AIM OF THE TASK: State the number of lines that contain the word "nthe", and add nothing else.

Collection entries:
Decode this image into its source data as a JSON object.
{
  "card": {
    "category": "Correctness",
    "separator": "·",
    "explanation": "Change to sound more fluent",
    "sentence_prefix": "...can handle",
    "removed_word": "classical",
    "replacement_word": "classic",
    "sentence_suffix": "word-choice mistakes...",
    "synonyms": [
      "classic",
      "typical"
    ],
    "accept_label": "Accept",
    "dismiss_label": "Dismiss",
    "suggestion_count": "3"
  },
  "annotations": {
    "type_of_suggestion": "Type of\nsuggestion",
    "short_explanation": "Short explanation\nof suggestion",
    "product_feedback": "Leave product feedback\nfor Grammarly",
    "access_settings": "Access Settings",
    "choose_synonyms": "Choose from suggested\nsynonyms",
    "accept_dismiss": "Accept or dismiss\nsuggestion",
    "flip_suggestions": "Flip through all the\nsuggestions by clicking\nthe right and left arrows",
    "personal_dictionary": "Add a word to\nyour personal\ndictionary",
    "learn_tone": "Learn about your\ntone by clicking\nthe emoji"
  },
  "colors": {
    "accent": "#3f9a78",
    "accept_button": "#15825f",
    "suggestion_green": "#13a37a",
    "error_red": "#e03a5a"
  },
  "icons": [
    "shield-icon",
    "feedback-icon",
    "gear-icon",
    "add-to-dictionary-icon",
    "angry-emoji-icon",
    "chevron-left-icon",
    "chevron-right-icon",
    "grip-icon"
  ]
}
* * *
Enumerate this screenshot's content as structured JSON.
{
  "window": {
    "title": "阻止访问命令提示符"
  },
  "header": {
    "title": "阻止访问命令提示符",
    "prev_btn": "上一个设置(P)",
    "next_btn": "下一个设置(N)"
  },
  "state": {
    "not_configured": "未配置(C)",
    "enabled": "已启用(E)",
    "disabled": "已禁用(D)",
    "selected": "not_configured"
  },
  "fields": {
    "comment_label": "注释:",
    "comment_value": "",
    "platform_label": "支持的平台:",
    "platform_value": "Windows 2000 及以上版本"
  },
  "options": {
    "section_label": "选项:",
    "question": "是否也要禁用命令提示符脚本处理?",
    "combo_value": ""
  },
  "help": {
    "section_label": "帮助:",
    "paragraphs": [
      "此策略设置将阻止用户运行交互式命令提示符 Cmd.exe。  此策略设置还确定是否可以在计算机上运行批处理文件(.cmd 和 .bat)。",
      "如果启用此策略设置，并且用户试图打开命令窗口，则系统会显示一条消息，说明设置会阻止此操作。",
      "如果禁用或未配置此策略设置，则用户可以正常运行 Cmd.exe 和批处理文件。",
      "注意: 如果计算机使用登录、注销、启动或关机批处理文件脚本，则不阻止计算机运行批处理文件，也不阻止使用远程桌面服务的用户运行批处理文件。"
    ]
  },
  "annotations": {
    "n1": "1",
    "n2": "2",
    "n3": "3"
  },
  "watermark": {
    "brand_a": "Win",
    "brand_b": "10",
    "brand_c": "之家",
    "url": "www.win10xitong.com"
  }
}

RESULT OF THIS TASK: 2